**Items**
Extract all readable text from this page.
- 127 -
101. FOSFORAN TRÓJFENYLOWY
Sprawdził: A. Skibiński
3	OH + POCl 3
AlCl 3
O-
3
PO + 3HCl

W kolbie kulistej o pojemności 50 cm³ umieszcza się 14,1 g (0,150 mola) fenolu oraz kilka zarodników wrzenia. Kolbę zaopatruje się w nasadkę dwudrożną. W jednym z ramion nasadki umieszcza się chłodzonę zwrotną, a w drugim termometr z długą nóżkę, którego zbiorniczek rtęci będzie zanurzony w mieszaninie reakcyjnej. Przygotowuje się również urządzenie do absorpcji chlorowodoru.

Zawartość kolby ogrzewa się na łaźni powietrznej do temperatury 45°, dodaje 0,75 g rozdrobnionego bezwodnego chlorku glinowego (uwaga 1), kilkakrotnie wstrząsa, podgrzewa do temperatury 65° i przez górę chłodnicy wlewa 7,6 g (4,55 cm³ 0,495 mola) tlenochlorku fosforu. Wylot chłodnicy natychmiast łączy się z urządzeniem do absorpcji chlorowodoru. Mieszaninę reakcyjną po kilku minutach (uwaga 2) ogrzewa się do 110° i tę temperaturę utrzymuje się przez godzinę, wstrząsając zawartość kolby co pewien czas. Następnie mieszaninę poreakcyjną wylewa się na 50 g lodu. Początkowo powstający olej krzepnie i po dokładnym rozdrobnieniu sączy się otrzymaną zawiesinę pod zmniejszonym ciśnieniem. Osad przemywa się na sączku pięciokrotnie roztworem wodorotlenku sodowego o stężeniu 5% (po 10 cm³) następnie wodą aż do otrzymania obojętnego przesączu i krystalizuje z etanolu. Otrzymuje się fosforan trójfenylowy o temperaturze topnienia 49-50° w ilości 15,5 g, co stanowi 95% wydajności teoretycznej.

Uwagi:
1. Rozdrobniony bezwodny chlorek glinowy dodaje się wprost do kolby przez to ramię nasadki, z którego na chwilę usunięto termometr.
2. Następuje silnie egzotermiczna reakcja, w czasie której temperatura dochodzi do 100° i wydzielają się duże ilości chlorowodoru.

**Requirements**
Find "którego". Copy every line it occurs in.

**Task output**
W kolbie kulistej o pojemności 50 cm³ umieszcza się 14,1 g (0,150 mola) fenolu oraz kilka zarodników wrzenia. Kolbę zaopatruje się w nasadkę dwudrożną. W jednym z ramion nasadki umieszcza się chłodzonę zwrotną, a w drugim termometr z długą nóżkę, którego zbiorniczek rtęci będzie zanurzony w mieszaninie reakcyjnej. Przygotowuje się również urządzenie do absorpcji chlorowodoru.
1. Rozdrobniony bezwodny chlorek glinowy dodaje się wprost do kolby przez to ramię nasadki, z którego na chwilę usunięto termometr.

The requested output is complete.